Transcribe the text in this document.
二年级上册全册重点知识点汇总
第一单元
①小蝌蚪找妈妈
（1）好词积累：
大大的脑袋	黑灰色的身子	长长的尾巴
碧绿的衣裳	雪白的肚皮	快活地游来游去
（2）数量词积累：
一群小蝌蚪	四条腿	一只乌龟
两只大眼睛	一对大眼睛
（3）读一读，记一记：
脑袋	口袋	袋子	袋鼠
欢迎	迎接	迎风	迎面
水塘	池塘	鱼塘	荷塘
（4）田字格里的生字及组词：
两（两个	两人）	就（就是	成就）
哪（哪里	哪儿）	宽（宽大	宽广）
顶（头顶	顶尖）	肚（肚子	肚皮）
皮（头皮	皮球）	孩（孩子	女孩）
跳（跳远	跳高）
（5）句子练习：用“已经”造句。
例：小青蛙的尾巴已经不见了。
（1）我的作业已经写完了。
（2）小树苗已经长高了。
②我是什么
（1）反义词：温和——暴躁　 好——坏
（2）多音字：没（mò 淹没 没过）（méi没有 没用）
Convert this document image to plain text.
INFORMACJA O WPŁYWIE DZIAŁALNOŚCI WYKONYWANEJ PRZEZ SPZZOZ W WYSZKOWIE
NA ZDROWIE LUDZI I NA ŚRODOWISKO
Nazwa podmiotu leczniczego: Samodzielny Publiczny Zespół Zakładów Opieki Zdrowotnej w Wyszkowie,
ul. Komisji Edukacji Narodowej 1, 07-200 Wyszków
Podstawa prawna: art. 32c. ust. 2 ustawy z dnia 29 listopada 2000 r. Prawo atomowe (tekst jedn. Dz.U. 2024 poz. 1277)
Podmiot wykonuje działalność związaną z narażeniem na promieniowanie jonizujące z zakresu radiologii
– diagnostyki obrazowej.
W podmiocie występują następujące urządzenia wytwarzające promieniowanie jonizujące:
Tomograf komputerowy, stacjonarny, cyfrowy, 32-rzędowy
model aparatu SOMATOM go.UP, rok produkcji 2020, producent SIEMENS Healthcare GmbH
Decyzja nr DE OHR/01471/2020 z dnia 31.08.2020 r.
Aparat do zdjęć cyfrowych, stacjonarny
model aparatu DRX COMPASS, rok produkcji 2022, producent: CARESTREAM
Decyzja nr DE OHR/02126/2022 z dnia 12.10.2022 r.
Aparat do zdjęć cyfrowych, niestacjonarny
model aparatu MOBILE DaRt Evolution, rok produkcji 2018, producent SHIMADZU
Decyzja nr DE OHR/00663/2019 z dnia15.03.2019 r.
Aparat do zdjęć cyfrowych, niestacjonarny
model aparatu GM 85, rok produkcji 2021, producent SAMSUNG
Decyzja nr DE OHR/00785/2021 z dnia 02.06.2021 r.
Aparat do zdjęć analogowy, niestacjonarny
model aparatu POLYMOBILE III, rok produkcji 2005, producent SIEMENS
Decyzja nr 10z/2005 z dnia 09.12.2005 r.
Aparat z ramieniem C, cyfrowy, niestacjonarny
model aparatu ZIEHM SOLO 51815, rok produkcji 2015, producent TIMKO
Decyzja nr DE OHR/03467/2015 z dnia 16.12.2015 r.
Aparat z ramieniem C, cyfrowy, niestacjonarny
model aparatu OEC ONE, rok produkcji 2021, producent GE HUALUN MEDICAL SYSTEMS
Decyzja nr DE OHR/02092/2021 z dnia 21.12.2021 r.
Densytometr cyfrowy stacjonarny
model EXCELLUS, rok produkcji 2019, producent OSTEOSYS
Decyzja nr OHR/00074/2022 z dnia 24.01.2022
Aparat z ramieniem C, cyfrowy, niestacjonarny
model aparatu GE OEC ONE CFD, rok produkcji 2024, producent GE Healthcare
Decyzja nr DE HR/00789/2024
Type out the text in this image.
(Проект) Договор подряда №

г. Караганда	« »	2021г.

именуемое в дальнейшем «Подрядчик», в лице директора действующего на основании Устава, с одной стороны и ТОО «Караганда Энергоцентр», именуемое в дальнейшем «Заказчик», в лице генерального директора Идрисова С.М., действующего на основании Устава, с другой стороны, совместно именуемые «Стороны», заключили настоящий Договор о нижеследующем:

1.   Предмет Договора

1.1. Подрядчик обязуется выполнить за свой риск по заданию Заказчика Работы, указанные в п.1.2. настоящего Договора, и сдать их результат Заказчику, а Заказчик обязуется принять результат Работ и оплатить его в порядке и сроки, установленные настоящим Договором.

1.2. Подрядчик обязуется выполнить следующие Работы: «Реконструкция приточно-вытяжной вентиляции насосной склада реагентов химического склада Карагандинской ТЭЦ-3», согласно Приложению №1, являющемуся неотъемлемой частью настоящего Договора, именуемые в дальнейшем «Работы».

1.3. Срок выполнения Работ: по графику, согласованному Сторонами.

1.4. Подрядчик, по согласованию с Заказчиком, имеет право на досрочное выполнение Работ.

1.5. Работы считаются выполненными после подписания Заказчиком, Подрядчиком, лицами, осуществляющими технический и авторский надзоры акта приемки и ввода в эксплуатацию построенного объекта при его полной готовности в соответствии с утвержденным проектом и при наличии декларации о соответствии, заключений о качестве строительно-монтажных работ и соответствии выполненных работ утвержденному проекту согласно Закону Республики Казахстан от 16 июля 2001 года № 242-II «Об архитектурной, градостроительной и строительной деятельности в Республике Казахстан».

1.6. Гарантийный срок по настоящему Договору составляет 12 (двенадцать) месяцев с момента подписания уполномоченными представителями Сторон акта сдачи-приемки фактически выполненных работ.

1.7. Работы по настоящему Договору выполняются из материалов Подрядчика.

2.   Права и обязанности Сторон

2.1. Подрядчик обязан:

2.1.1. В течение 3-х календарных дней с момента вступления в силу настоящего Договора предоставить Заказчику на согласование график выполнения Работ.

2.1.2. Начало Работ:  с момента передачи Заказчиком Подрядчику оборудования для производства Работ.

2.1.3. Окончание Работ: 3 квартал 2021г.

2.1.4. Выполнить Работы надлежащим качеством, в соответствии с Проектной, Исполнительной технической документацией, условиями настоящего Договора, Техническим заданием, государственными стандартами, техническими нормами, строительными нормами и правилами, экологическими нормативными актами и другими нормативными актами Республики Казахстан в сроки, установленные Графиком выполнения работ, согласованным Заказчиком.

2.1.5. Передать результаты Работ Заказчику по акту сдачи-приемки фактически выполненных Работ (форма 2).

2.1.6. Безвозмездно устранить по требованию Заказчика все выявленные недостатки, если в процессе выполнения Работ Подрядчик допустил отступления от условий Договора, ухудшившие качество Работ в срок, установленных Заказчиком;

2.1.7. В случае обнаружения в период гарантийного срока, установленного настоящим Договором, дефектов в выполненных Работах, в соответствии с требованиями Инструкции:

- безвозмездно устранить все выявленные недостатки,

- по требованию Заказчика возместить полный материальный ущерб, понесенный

TO DO: Write out every line of the records exactly.

SOLUTION BELOW:
Transcribe the text in this document.
二年级上册全册重点知识点汇总
第一单元
①小蝌蚪找妈妈
（1）好词积累：
大大的脑袋	黑灰色的身子	长长的尾巴
碧绿的衣裳	雪白的肚皮	快活地游来游去
（2）数量词积累：
一群小蝌蚪	四条腿	一只乌龟
两只大眼睛	一对大眼睛
（3）读一读，记一记：
脑袋	口袋	袋子	袋鼠
欢迎	迎接	迎风	迎面
水塘	池塘	鱼塘	荷塘
（4）田字格里的生字及组词：
两（两个	两人）	就（就是	成就）
哪（哪里	哪儿）	宽（宽大	宽广）
顶（头顶	顶尖）	肚（肚子	肚皮）
皮（头皮	皮球）	孩（孩子	女孩）
跳（跳远	跳高）
（5）句子练习：用“已经”造句。
例：小青蛙的尾巴已经不见了。
（1）我的作业已经写完了。
（2）小树苗已经长高了。
②我是什么
（1）反义词：温和——暴躁　 好——坏
（2）多音字：没（mò 淹没 没过）（méi没有 没用）
Convert this document image to plain text.
INFORMACJA O WPŁYWIE DZIAŁALNOŚCI WYKONYWANEJ PRZEZ SPZZOZ W WYSZKOWIE
NA ZDROWIE LUDZI I NA ŚRODOWISKO
Nazwa podmiotu leczniczego: Samodzielny Publiczny Zespół Zakładów Opieki Zdrowotnej w Wyszkowie,
ul. Komisji Edukacji Narodowej 1, 07-200 Wyszków
Podstawa prawna: art. 32c. ust. 2 ustawy z dnia 29 listopada 2000 r. Prawo atomowe (tekst jedn. Dz.U. 2024 poz. 1277)
Podmiot wykonuje działalność związaną z narażeniem na promieniowanie jonizujące z zakresu radiologii
– diagnostyki obrazowej.
W podmiocie występują następujące urządzenia wytwarzające promieniowanie jonizujące:
Tomograf komputerowy, stacjonarny, cyfrowy, 32-rzędowy
model aparatu SOMATOM go.UP, rok produkcji 2020, producent SIEMENS Healthcare GmbH
Decyzja nr DE OHR/01471/2020 z dnia 31.08.2020 r.
Aparat do zdjęć cyfrowych, stacjonarny
model aparatu DRX COMPASS, rok produkcji 2022, producent: CARESTREAM
Decyzja nr DE OHR/02126/2022 z dnia 12.10.2022 r.
Aparat do zdjęć cyfrowych, niestacjonarny
model aparatu MOBILE DaRt Evolution, rok produkcji 2018, producent SHIMADZU
Decyzja nr DE OHR/00663/2019 z dnia15.03.2019 r.
Aparat do zdjęć cyfrowych, niestacjonarny
model aparatu GM 85, rok produkcji 2021, producent SAMSUNG
Decyzja nr DE OHR/00785/2021 z dnia 02.06.2021 r.
Aparat do zdjęć analogowy, niestacjonarny
model aparatu POLYMOBILE III, rok produkcji 2005, producent SIEMENS
Decyzja nr 10z/2005 z dnia 09.12.2005 r.
Aparat z ramieniem C, cyfrowy, niestacjonarny
model aparatu ZIEHM SOLO 51815, rok produkcji 2015, producent TIMKO
Decyzja nr DE OHR/03467/2015 z dnia 16.12.2015 r.
Aparat z ramieniem C, cyfrowy, niestacjonarny
model aparatu OEC ONE, rok produkcji 2021, producent GE HUALUN MEDICAL SYSTEMS
Decyzja nr DE OHR/02092/2021 z dnia 21.12.2021 r.
Densytometr cyfrowy stacjonarny
model EXCELLUS, rok produkcji 2019, producent OSTEOSYS
Decyzja nr OHR/00074/2022 z dnia 24.01.2022
Aparat z ramieniem C, cyfrowy, niestacjonarny
model aparatu GE OEC ONE CFD, rok produkcji 2024, producent GE Healthcare
Decyzja nr DE HR/00789/2024
Type out the text in this image.
(Проект) Договор подряда №

г. Караганда	« »	2021г.

именуемое в дальнейшем «Подрядчик», в лице директора действующего на основании Устава, с одной стороны и ТОО «Караганда Энергоцентр», именуемое в дальнейшем «Заказчик», в лице генерального директора Идрисова С.М., действующего на основании Устава, с другой стороны, совместно именуемые «Стороны», заключили настоящий Договор о нижеследующем:

1.   Предмет Договора

1.1. Подрядчик обязуется выполнить за свой риск по заданию Заказчика Работы, указанные в п.1.2. настоящего Договора, и сдать их результат Заказчику, а Заказчик обязуется принять результат Работ и оплатить его в порядке и сроки, установленные настоящим Договором.

1.2. Подрядчик обязуется выполнить следующие Работы: «Реконструкция приточно-вытяжной вентиляции насосной склада реагентов химического склада Карагандинской ТЭЦ-3», согласно Приложению №1, являющемуся неотъемлемой частью настоящего Договора, именуемые в дальнейшем «Работы».

1.3. Срок выполнения Работ: по графику, согласованному Сторонами.

1.4. Подрядчик, по согласованию с Заказчиком, имеет право на досрочное выполнение Работ.

1.5. Работы считаются выполненными после подписания Заказчиком, Подрядчиком, лицами, осуществляющими технический и авторский надзоры акта приемки и ввода в эксплуатацию построенного объекта при его полной готовности в соответствии с утвержденным проектом и при наличии декларации о соответствии, заключений о качестве строительно-монтажных работ и соответствии выполненных работ утвержденному проекту согласно Закону Республики Казахстан от 16 июля 2001 года № 242-II «Об архитектурной, градостроительной и строительной деятельности в Республике Казахстан».

1.6. Гарантийный срок по настоящему Договору составляет 12 (двенадцать) месяцев с момента подписания уполномоченными представителями Сторон акта сдачи-приемки фактически выполненных работ.

1.7. Работы по настоящему Договору выполняются из материалов Подрядчика.

2.   Права и обязанности Сторон

2.1. Подрядчик обязан:

2.1.1. В течение 3-х календарных дней с момента вступления в силу настоящего Договора предоставить Заказчику на согласование график выполнения Работ.

2.1.2. Начало Работ:  с момента передачи Заказчиком Подрядчику оборудования для производства Работ.

2.1.3. Окончание Работ: 3 квартал 2021г.

2.1.4. Выполнить Работы надлежащим качеством, в соответствии с Проектной, Исполнительной технической документацией, условиями настоящего Договора, Техническим заданием, государственными стандартами, техническими нормами, строительными нормами и правилами, экологическими нормативными актами и другими нормативными актами Республики Казахстан в сроки, установленные Графиком выполнения работ, согласованным Заказчиком.

2.1.5. Передать результаты Работ Заказчику по акту сдачи-приемки фактически выполненных Работ (форма 2).

2.1.6. Безвозмездно устранить по требованию Заказчика все выявленные недостатки, если в процессе выполнения Работ Подрядчик допустил отступления от условий Договора, ухудшившие качество Работ в срок, установленных Заказчиком;

2.1.7. В случае обнаружения в период гарантийного срока, установленного настоящим Договором, дефектов в выполненных Работах, в соответствии с требованиями Инструкции:

- безвозмездно устранить все выявленные недостатки,

- по требованию Заказчика возместить полный материальный ущерб, понесенный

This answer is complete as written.